» What the task asks
Copy all of the material word for word, except for the pictures.

» Provided entries
····················
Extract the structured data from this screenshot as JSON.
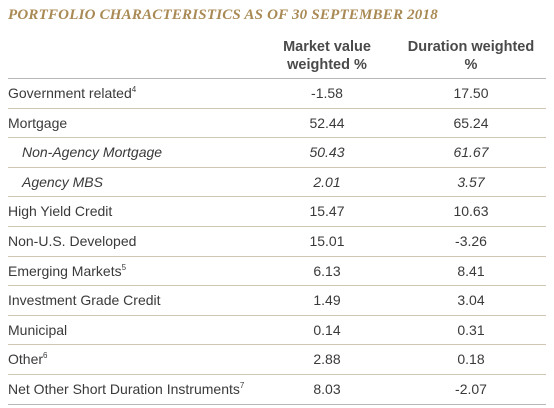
{
  "title": "PORTFOLIO CHARACTERISTICS AS OF 30 SEPTEMBER 2018",
  "columns": [
    {
      "line1": "Market value",
      "line2": "weighted %"
    },
    {
      "line1": "Duration weighted",
      "line2": "%"
    }
  ],
  "rows": [
    {
      "label": "Government related",
      "footnote": "4",
      "mv": "-1.58",
      "dur": "17.50",
      "sub": false
    },
    {
      "label": "Mortgage",
      "footnote": "",
      "mv": "52.44",
      "dur": "65.24",
      "sub": false
    },
    {
      "label": "Non-Agency Mortgage",
      "footnote": "",
      "mv": "50.43",
      "dur": "61.67",
      "sub": true
    },
    {
      "label": "Agency MBS",
      "footnote": "",
      "mv": "2.01",
      "dur": "3.57",
      "sub": true
    },
    {
      "label": "High Yield Credit",
      "footnote": "",
      "mv": "15.47",
      "dur": "10.63",
      "sub": false
    },
    {
      "label": "Non-U.S. Developed",
      "footnote": "",
      "mv": "15.01",
      "dur": "-3.26",
      "sub": false
    },
    {
      "label": "Emerging Markets",
      "footnote": "5",
      "mv": "6.13",
      "dur": "8.41",
      "sub": false
    },
    {
      "label": "Investment Grade Credit",
      "footnote": "",
      "mv": "1.49",
      "dur": "3.04",
      "sub": false
    },
    {
      "label": "Municipal",
      "footnote": "",
      "mv": "0.14",
      "dur": "0.31",
      "sub": false
    },
    {
      "label": "Other",
      "footnote": "6",
      "mv": "2.88",
      "dur": "0.18",
      "sub": false
    },
    {
      "label": "Net Other Short Duration Instruments",
      "footnote": "7",
      "mv": "8.03",
      "dur": "-2.07",
      "sub": false
    }
  ]
}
····················
» Solution
Extract the structured data from this screenshot as JSON.
{
  "title": "PORTFOLIO CHARACTERISTICS AS OF 30 SEPTEMBER 2018",
  "columns": [
    {
      "line1": "Market value",
      "line2": "weighted %"
    },
    {
      "line1": "Duration weighted",
      "line2": "%"
    }
  ],
  "rows": [
    {
      "label": "Government related",
      "footnote": "4",
      "mv": "-1.58",
      "dur": "17.50",
      "sub": false
    },
    {
      "label": "Mortgage",
      "footnote": "",
      "mv": "52.44",
      "dur": "65.24",
      "sub": false
    },
    {
      "label": "Non-Agency Mortgage",
      "footnote": "",
      "mv": "50.43",
      "dur": "61.67",
      "sub": true
    },
    {
      "label": "Agency MBS",
      "footnote": "",
      "mv": "2.01",
      "dur": "3.57",
      "sub": true
    },
    {
      "label": "High Yield Credit",
      "footnote": "",
      "mv": "15.47",
      "dur": "10.63",
      "sub": false
    },
    {
      "label": "Non-U.S. Developed",
      "footnote": "",
      "mv": "15.01",
      "dur": "-3.26",
      "sub": false
    },
    {
      "label": "Emerging Markets",
      "footnote": "5",
      "mv": "6.13",
      "dur": "8.41",
      "sub": false
    },
    {
      "label": "Investment Grade Credit",
      "footnote": "",
      "mv": "1.49",
      "dur": "3.04",
      "sub": false
    },
    {
      "label": "Municipal",
      "footnote": "",
      "mv": "0.14",
      "dur": "0.31",
      "sub": false
    },
    {
      "label": "Other",
      "footnote": "6",
      "mv": "2.88",
      "dur": "0.18",
      "sub": false
    },
    {
      "label": "Net Other Short Duration Instruments",
      "footnote": "7",
      "mv": "8.03",
      "dur": "-2.07",
      "sub": false
    }
  ]
}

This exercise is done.